▸ Supplied data
# # # # #

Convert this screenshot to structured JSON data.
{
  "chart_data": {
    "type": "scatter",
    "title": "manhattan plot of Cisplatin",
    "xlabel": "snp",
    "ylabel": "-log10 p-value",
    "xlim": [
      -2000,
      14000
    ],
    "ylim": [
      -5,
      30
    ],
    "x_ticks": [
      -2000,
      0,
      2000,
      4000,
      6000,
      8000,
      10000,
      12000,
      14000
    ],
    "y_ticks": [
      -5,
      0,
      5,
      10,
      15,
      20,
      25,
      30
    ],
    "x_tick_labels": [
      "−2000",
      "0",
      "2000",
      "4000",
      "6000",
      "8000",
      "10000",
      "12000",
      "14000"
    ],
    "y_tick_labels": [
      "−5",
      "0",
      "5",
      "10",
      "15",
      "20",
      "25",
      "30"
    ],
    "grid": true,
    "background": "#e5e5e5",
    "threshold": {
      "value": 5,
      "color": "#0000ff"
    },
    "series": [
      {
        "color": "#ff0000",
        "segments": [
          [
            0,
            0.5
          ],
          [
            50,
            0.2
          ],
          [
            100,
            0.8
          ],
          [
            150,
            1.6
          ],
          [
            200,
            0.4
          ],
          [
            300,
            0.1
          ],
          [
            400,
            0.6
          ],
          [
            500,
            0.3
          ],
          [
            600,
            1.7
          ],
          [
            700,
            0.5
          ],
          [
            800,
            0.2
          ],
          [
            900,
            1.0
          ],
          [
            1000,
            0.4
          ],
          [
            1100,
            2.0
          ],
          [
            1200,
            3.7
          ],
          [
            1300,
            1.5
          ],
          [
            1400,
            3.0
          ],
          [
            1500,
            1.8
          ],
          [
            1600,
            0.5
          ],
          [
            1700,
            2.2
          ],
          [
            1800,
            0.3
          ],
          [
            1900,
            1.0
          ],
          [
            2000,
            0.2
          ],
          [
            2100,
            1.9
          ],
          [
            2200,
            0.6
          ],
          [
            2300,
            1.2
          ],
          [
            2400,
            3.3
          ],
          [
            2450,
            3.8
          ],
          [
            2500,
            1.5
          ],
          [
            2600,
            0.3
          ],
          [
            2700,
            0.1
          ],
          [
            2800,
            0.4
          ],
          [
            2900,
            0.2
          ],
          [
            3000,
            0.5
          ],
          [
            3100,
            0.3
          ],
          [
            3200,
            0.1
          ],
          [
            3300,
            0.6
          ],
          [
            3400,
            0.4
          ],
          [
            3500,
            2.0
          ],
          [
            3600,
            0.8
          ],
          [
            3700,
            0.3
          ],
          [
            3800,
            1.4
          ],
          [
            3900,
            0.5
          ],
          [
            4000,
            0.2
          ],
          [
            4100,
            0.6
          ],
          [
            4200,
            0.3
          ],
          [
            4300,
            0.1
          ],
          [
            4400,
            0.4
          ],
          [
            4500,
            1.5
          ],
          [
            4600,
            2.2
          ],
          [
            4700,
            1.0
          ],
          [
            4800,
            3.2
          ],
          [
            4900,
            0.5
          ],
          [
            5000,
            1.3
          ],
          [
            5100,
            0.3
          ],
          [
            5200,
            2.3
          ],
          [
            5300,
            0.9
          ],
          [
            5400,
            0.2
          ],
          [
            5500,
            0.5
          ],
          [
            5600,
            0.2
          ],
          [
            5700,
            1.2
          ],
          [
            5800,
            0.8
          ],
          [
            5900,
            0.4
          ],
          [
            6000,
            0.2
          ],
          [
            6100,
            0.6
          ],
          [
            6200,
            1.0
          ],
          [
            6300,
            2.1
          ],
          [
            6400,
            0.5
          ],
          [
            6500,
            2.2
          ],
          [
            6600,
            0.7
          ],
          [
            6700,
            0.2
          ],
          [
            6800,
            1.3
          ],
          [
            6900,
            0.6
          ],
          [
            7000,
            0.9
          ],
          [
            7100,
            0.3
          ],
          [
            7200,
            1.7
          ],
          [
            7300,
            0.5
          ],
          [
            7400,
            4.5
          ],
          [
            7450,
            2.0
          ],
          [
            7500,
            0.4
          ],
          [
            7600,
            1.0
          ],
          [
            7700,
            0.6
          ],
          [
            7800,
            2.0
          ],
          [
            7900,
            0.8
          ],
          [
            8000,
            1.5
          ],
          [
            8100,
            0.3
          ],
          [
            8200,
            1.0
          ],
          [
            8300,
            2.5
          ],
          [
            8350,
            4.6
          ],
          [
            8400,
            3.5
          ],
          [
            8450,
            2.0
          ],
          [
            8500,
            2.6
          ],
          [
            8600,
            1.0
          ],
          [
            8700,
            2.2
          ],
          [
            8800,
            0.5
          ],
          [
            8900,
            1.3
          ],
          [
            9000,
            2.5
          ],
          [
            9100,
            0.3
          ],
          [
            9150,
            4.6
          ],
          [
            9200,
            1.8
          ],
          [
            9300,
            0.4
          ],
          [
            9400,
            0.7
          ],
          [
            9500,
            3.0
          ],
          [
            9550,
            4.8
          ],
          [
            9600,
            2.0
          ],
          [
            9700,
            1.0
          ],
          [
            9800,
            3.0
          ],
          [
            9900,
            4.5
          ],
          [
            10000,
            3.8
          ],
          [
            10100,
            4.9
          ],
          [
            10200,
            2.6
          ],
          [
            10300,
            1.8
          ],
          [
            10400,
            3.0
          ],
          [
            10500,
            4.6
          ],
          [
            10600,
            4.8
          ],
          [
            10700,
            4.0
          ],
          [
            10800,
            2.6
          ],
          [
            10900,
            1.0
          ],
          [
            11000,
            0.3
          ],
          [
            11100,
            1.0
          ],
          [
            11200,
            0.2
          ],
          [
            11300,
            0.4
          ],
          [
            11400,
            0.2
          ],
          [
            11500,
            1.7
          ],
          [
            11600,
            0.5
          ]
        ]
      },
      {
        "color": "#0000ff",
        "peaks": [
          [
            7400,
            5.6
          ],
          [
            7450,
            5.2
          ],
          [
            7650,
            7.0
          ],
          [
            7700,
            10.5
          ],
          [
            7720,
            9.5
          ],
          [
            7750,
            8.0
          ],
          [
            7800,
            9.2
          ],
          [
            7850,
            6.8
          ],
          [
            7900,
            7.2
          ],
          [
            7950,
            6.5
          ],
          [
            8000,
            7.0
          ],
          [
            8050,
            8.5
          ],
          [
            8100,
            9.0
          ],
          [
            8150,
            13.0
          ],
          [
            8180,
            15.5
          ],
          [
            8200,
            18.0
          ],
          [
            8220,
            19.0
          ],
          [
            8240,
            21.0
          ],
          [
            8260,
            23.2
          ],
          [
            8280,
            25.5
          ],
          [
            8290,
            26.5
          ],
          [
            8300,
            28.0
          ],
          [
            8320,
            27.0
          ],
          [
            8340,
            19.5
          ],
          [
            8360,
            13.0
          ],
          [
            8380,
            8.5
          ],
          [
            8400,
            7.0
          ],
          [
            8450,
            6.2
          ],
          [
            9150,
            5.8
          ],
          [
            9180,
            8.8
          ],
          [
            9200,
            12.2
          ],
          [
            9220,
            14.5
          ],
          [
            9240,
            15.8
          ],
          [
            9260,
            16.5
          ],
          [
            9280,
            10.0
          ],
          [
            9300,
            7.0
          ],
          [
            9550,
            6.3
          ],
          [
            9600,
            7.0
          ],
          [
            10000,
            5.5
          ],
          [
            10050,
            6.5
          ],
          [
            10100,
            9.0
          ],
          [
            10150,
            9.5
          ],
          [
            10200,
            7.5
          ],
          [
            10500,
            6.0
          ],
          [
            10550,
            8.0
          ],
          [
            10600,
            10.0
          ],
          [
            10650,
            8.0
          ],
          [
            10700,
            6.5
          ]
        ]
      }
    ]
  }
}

# # # # #

▸ Short problem
The full set of records should be duplicated exactly.

▸ Task result
Convert this screenshot to structured JSON data.
{
  "chart_data": {
    "type": "scatter",
    "title": "manhattan plot of Cisplatin",
    "xlabel": "snp",
    "ylabel": "-log10 p-value",
    "xlim": [
      -2000,
      14000
    ],
    "ylim": [
      -5,
      30
    ],
    "x_ticks": [
      -2000,
      0,
      2000,
      4000,
      6000,
      8000,
      10000,
      12000,
      14000
    ],
    "y_ticks": [
      -5,
      0,
      5,
      10,
      15,
      20,
      25,
      30
    ],
    "x_tick_labels": [
      "−2000",
      "0",
      "2000",
      "4000",
      "6000",
      "8000",
      "10000",
      "12000",
      "14000"
    ],
    "y_tick_labels": [
      "−5",
      "0",
      "5",
      "10",
      "15",
      "20",
      "25",
      "30"
    ],
    "grid": true,
    "background": "#e5e5e5",
    "threshold": {
      "value": 5,
      "color": "#0000ff"
    },
    "series": [
      {
        "color": "#ff0000",
        "segments": [
          [
            0,
            0.5
          ],
          [
            50,
            0.2
          ],
          [
            100,
            0.8
          ],
          [
            150,
            1.6
          ],
          [
            200,
            0.4
          ],
          [
            300,
            0.1
          ],
          [
            400,
            0.6
          ],
          [
            500,
            0.3
          ],
          [
            600,
            1.7
          ],
          [
            700,
            0.5
          ],
          [
            800,
            0.2
          ],
          [
            900,
            1.0
          ],
          [
            1000,
            0.4
          ],
          [
            1100,
            2.0
          ],
          [
            1200,
            3.7
          ],
          [
            1300,
            1.5
          ],
          [
            1400,
            3.0
          ],
          [
            1500,
            1.8
          ],
          [
            1600,
            0.5
          ],
          [
            1700,
            2.2
          ],
          [
            1800,
            0.3
          ],
          [
            1900,
            1.0
          ],
          [
            2000,
            0.2
          ],
          [
            2100,
            1.9
          ],
          [
            2200,
            0.6
          ],
          [
            2300,
            1.2
          ],
          [
            2400,
            3.3
          ],
          [
            2450,
            3.8
          ],
          [
            2500,
            1.5
          ],
          [
            2600,
            0.3
          ],
          [
            2700,
            0.1
          ],
          [
            2800,
            0.4
          ],
          [
            2900,
            0.2
          ],
          [
            3000,
            0.5
          ],
          [
            3100,
            0.3
          ],
          [
            3200,
            0.1
          ],
          [
            3300,
            0.6
          ],
          [
            3400,
            0.4
          ],
          [
            3500,
            2.0
          ],
          [
            3600,
            0.8
          ],
          [
            3700,
            0.3
          ],
          [
            3800,
            1.4
          ],
          [
            3900,
            0.5
          ],
          [
            4000,
            0.2
          ],
          [
            4100,
            0.6
          ],
          [
            4200,
            0.3
          ],
          [
            4300,
            0.1
          ],
          [
            4400,
            0.4
          ],
          [
            4500,
            1.5
          ],
          [
            4600,
            2.2
          ],
          [
            4700,
            1.0
          ],
          [
            4800,
            3.2
          ],
          [
            4900,
            0.5
          ],
          [
            5000,
            1.3
          ],
          [
            5100,
            0.3
          ],
          [
            5200,
            2.3
          ],
          [
            5300,
            0.9
          ],
          [
            5400,
            0.2
          ],
          [
            5500,
            0.5
          ],
          [
            5600,
            0.2
          ],
          [
            5700,
            1.2
          ],
          [
            5800,
            0.8
          ],
          [
            5900,
            0.4
          ],
          [
            6000,
            0.2
          ],
          [
            6100,
            0.6
          ],
          [
            6200,
            1.0
          ],
          [
            6300,
            2.1
          ],
          [
            6400,
            0.5
          ],
          [
            6500,
            2.2
          ],
          [
            6600,
            0.7
          ],
          [
            6700,
            0.2
          ],
          [
            6800,
            1.3
          ],
          [
            6900,
            0.6
          ],
          [
            7000,
            0.9
          ],
          [
            7100,
            0.3
          ],
          [
            7200,
            1.7
          ],
          [
            7300,
            0.5
          ],
          [
            7400,
            4.5
          ],
          [
            7450,
            2.0
          ],
          [
            7500,
            0.4
          ],
          [
            7600,
            1.0
          ],
          [
            7700,
            0.6
          ],
          [
            7800,
            2.0
          ],
          [
            7900,
            0.8
          ],
          [
            8000,
            1.5
          ],
          [
            8100,
            0.3
          ],
          [
            8200,
            1.0
          ],
          [
            8300,
            2.5
          ],
          [
            8350,
            4.6
          ],
          [
            8400,
            3.5
          ],
          [
            8450,
            2.0
          ],
          [
            8500,
            2.6
          ],
          [
            8600,
            1.0
          ],
          [
            8700,
            2.2
          ],
          [
            8800,
            0.5
          ],
          [
            8900,
            1.3
          ],
          [
            9000,
            2.5
          ],
          [
            9100,
            0.3
          ],
          [
            9150,
            4.6
          ],
          [
            9200,
            1.8
          ],
          [
            9300,
            0.4
          ],
          [
            9400,
            0.7
          ],
          [
            9500,
            3.0
          ],
          [
            9550,
            4.8
          ],
          [
            9600,
            2.0
          ],
          [
            9700,
            1.0
          ],
          [
            9800,
            3.0
          ],
          [
            9900,
            4.5
          ],
          [
            10000,
            3.8
          ],
          [
            10100,
            4.9
          ],
          [
            10200,
            2.6
          ],
          [
            10300,
            1.8
          ],
          [
            10400,
            3.0
          ],
          [
            10500,
            4.6
          ],
          [
            10600,
            4.8
          ],
          [
            10700,
            4.0
          ],
          [
            10800,
            2.6
          ],
          [
            10900,
            1.0
          ],
          [
            11000,
            0.3
          ],
          [
            11100,
            1.0
          ],
          [
            11200,
            0.2
          ],
          [
            11300,
            0.4
          ],
          [
            11400,
            0.2
          ],
          [
            11500,
            1.7
          ],
          [
            11600,
            0.5
          ]
        ]
      },
      {
        "color": "#0000ff",
        "peaks": [
          [
            7400,
            5.6
          ],
          [
            7450,
            5.2
          ],
          [
            7650,
            7.0
          ],
          [
            7700,
            10.5
          ],
          [
            7720,
            9.5
          ],
          [
            7750,
            8.0
          ],
          [
            7800,
            9.2
          ],
          [
            7850,
            6.8
          ],
          [
            7900,
            7.2
          ],
          [
            7950,
            6.5
          ],
          [
            8000,
            7.0
          ],
          [
            8050,
            8.5
          ],
          [
            8100,
            9.0
          ],
          [
            8150,
            13.0
          ],
          [
            8180,
            15.5
          ],
          [
            8200,
            18.0
          ],
          [
            8220,
            19.0
          ],
          [
            8240,
            21.0
          ],
          [
            8260,
            23.2
          ],
          [
            8280,
            25.5
          ],
          [
            8290,
            26.5
          ],
          [
            8300,
            28.0
          ],
          [
            8320,
            27.0
          ],
          [
            8340,
            19.5
          ],
          [
            8360,
            13.0
          ],
          [
            8380,
            8.5
          ],
          [
            8400,
            7.0
          ],
          [
            8450,
            6.2
          ],
          [
            9150,
            5.8
          ],
          [
            9180,
            8.8
          ],
          [
            9200,
            12.2
          ],
          [
            9220,
            14.5
          ],
          [
            9240,
            15.8
          ],
          [
            9260,
            16.5
          ],
          [
            9280,
            10.0
          ],
          [
            9300,
            7.0
          ],
          [
            9550,
            6.3
          ],
          [
            9600,
            7.0
          ],
          [
            10000,
            5.5
          ],
          [
            10050,
            6.5
          ],
          [
            10100,
            9.0
          ],
          [
            10150,
            9.5
          ],
          [
            10200,
            7.5
          ],
          [
            10500,
            6.0
          ],
          [
            10550,
            8.0
          ],
          [
            10600,
            10.0
          ],
          [
            10650,
            8.0
          ],
          [
            10700,
            6.5
          ]
        ]
      }
    ]
  }
}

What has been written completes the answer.